> [Texte fourni]

Par Haas Avocats
L’un des objectifs essentiels de la transition écologique est de basculer vers un modèle économique circulaire.
Que ce soit au niveau national ou européen, le législateur s’est engagé à changer notre modèle économique en un modèle plus vertueux et durable pour l’environnement, tout en maintenant notre niveau de vie.
Tous les secteurs sont concernés par cette évolution, du numérique aux véhicules hors d’usage (VHU). Mais alors pourquoi ce dernier est-il devenu le terrain d’une bataille juridique féroce entre les pouvoirs publics et les recycleurs déjà implantés sur ce marché ?
En effet déjà deux recours en annulation ont été formés par la Fédération Professionnelle des Entreprises du Recyclage (FEDEREC) devant le Conseil d’Etat. Le premier contre le décret n°2022-1495 du 24 novembre 2022 qui met en œuvre la loi AGEC (anti-gaspillage). Le second contre l’arrêté publié le 20 novembre 2023 portant cahiers des charges des éco-organismes[1] mis en place par le décret.
Cet arrêté encadre non seulement la dépollution indispensable des VHU, mais favorise également la réutilisation des pièces.
Dans ce cadre, les éco-organismes doivent établir un état des lieux du taux d’incorporation de matières recyclées des véhicules, ainsi qu’identifier les leviers d’actions et les perspectives d’amélioration de ce taux de recyclage.
Les éco-organismes doivent également mettre en œuvre les actions nécessaires afin d’atteindre un certain nombre d’objectifs indicatifs, et notamment en matière de :
Enfin, l’éco-organisme devra réaliser un certain nombre d’études permettant de suivre l’évolution des pratiques de recyclage pour les VHU qu’il collecte, et collaborer avec le ministre chargé de l’environnement pour améliorer ces pratiques.

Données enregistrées
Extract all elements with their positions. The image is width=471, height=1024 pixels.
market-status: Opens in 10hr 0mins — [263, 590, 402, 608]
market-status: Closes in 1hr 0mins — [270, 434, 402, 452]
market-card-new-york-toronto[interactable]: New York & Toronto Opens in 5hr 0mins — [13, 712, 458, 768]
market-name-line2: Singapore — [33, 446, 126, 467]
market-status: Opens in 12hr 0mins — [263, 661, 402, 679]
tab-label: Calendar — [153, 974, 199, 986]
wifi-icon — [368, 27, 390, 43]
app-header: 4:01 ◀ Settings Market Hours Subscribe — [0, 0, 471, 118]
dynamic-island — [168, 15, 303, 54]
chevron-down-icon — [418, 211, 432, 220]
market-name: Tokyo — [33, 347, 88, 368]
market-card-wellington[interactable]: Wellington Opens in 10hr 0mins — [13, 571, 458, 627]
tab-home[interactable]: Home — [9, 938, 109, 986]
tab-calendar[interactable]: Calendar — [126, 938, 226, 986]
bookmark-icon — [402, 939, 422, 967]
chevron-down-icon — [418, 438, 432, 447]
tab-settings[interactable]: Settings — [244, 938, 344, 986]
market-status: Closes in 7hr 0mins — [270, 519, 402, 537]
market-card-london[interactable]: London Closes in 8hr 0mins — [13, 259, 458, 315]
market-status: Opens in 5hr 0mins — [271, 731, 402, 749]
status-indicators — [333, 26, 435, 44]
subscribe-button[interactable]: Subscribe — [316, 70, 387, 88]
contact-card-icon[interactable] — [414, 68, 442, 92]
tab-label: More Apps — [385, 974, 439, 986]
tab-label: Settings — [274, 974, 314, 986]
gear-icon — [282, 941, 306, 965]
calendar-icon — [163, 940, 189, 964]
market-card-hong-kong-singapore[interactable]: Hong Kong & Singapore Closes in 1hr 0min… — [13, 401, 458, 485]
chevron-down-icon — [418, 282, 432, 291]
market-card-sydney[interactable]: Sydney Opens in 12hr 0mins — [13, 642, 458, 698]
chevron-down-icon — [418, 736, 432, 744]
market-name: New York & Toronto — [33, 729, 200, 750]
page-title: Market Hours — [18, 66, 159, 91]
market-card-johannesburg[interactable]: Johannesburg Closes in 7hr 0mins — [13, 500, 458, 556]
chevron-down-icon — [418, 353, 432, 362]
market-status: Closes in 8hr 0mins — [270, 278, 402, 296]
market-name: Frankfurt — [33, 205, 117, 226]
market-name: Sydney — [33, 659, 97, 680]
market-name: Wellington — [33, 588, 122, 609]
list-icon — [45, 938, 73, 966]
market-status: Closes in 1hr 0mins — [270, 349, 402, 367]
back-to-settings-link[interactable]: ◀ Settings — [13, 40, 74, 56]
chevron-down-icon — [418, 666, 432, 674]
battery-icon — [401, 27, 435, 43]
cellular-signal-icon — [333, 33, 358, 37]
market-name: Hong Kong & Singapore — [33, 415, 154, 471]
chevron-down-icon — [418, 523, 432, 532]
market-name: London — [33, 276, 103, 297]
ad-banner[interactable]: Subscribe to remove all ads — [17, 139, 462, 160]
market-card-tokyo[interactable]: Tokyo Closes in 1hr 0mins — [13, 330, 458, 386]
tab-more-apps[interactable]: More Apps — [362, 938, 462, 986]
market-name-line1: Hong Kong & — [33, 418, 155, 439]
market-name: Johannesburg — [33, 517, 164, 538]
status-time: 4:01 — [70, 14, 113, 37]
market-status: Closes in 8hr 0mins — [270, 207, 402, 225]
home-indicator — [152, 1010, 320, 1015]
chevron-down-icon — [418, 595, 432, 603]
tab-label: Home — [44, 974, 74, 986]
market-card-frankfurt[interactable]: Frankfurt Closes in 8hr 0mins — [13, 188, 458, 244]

> [À faire]
• A. Recopiez mot pour mot l'article sur le recyclage des véhicules hors d'usage, depuis « Que ce soit » jusqu'à « ce marché ? ».
• B. Citez à l'identique le listing, depuis sa toute première ligne jusqu'à la ligne qui contient « market-card-hong-kong-singapore[interactable]: Hong Kong », les deux bouts compris.

> [Corrigés]
• A.
Que ce soit au niveau national ou européen, le législateur s’est engagé à changer notre modèle économique en un modèle plus vertueux et durable pour l’environnement, tout en maintenant notre niveau de vie.
Tous les secteurs sont concernés par cette évolution, du numérique aux véhicules hors d’usage (VHU). Mais alors pourquoi ce dernier est-il devenu le terrain d’une bataille juridique féroce entre les pouvoirs publics et les recycleurs déjà implantés sur ce marché ?

• B.
Extract all elements with their positions. The image is width=471, height=1024 pixels.
market-status: Opens in 10hr 0mins — [263, 590, 402, 608]
market-status: Closes in 1hr 0mins — [270, 434, 402, 452]
market-card-new-york-toronto[interactable]: New York & Toronto Opens in 5hr 0mins — [13, 712, 458, 768]
market-name-line2: Singapore — [33, 446, 126, 467]
market-status: Opens in 12hr 0mins — [263, 661, 402, 679]
tab-label: Calendar — [153, 974, 199, 986]
wifi-icon — [368, 27, 390, 43]
app-header: 4:01 ◀ Settings Market Hours Subscribe — [0, 0, 471, 118]
dynamic-island — [168, 15, 303, 54]
chevron-down-icon — [418, 211, 432, 220]
market-name: Tokyo — [33, 347, 88, 368]
market-card-wellington[interactable]: Wellington Opens in 10hr 0mins — [13, 571, 458, 627]
tab-home[interactable]: Home — [9, 938, 109, 986]
tab-calendar[interactable]: Calendar — [126, 938, 226, 986]
bookmark-icon — [402, 939, 422, 967]
chevron-down-icon — [418, 438, 432, 447]
tab-settings[interactable]: Settings — [244, 938, 344, 986]
market-status: Closes in 7hr 0mins — [270, 519, 402, 537]
market-card-london[interactable]: London Closes in 8hr 0mins — [13, 259, 458, 315]
market-status: Opens in 5hr 0mins — [271, 731, 402, 749]
status-indicators — [333, 26, 435, 44]
subscribe-button[interactable]: Subscribe — [316, 70, 387, 88]
contact-card-icon[interactable] — [414, 68, 442, 92]
tab-label: More Apps — [385, 974, 439, 986]
tab-label: Settings — [274, 974, 314, 986]
gear-icon — [282, 941, 306, 965]
calendar-icon — [163, 940, 189, 964]
market-card-hong-kong-singapore[interactable]: Hong Kong & Singapore Closes in 1hr 0min… — [13, 401, 458, 485]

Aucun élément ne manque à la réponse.